◆ **WHAT THE EXERCISE ASKS**:
Every line below that contains "Introduction" is to be copied.

◆ **AVAILABLE DATA**:
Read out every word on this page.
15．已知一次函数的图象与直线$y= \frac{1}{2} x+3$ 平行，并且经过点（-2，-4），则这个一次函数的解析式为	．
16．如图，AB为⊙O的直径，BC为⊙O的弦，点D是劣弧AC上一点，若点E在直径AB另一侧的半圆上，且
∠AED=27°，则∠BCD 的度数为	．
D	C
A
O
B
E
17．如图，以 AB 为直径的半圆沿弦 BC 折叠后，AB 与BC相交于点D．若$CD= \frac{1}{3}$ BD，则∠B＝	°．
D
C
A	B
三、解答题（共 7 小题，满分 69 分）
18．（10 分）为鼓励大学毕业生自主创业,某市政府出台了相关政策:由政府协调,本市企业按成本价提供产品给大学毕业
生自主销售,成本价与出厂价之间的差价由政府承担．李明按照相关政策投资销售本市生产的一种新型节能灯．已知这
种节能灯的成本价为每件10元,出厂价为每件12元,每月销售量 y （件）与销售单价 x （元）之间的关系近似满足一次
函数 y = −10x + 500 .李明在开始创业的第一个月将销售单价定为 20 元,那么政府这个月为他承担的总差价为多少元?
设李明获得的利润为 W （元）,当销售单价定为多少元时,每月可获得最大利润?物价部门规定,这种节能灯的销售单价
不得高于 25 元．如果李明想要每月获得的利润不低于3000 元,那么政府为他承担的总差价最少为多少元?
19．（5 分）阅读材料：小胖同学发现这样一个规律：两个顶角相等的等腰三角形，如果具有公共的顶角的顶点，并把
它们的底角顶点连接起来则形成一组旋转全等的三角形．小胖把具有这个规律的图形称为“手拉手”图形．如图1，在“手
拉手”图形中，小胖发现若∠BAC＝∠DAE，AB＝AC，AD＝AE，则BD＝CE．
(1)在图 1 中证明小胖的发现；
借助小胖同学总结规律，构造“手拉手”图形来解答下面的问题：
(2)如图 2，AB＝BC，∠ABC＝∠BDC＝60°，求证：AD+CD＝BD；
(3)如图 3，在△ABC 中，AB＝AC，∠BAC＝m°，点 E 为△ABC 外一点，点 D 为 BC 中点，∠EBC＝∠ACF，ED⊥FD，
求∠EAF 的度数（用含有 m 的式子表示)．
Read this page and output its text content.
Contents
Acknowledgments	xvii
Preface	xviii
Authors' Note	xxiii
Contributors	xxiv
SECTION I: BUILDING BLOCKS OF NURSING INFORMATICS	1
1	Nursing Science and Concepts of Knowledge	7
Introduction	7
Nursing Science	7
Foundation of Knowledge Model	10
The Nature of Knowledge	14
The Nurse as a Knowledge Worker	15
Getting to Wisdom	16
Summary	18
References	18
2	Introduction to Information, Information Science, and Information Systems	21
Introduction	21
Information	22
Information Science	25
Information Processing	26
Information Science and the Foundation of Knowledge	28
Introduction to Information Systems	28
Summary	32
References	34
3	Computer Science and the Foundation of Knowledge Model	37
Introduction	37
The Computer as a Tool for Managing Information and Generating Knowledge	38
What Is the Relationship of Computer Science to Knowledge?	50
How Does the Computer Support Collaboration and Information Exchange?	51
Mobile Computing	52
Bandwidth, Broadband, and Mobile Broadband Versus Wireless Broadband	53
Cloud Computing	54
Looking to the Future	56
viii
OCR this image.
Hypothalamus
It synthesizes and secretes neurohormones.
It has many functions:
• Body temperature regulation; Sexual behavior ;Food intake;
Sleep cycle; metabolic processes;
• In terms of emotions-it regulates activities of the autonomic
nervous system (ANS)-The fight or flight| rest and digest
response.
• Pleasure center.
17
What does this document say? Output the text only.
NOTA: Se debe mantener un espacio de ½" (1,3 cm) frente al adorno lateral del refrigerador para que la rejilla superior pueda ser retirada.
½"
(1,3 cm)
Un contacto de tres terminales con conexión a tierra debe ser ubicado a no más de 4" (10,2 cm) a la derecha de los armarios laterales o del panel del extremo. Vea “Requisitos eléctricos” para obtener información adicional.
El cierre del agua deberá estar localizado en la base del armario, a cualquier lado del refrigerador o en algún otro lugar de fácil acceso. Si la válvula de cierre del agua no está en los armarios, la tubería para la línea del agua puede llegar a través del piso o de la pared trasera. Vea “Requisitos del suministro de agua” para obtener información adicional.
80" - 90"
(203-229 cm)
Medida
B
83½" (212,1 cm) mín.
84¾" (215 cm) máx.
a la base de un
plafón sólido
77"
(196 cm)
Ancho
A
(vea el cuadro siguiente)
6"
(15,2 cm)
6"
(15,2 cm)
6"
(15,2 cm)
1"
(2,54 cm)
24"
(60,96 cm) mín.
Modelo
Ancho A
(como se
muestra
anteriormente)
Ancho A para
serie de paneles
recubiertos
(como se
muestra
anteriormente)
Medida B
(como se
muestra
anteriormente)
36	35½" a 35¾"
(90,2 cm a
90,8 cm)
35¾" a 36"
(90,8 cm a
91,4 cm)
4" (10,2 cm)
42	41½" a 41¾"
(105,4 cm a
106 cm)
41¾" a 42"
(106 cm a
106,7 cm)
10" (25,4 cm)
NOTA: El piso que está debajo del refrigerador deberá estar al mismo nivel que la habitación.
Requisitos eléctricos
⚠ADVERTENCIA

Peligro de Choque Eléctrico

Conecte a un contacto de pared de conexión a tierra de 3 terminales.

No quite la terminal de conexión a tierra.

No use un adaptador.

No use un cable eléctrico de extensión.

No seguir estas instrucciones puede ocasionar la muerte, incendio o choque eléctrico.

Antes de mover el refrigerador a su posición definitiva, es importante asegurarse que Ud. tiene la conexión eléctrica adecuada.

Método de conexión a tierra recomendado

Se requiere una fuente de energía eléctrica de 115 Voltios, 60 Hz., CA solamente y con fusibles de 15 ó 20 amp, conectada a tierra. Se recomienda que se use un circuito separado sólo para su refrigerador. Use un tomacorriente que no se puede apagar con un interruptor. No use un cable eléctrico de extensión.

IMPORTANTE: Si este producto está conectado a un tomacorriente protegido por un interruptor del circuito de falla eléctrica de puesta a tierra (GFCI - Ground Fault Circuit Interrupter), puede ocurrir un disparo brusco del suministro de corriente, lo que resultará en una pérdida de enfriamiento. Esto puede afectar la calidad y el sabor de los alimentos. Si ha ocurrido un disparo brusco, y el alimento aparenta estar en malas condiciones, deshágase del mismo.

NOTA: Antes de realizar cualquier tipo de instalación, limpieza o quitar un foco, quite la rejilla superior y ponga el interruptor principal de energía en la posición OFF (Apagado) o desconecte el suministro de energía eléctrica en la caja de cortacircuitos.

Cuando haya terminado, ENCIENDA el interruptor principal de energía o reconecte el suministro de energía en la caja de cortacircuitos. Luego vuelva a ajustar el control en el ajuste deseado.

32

◆ **EXERCISE OUTPUT**:
Introduction	7
2	Introduction to Information, Information Science, and Information Systems	21
Introduction	21
Introduction to Information Systems	28
Introduction	37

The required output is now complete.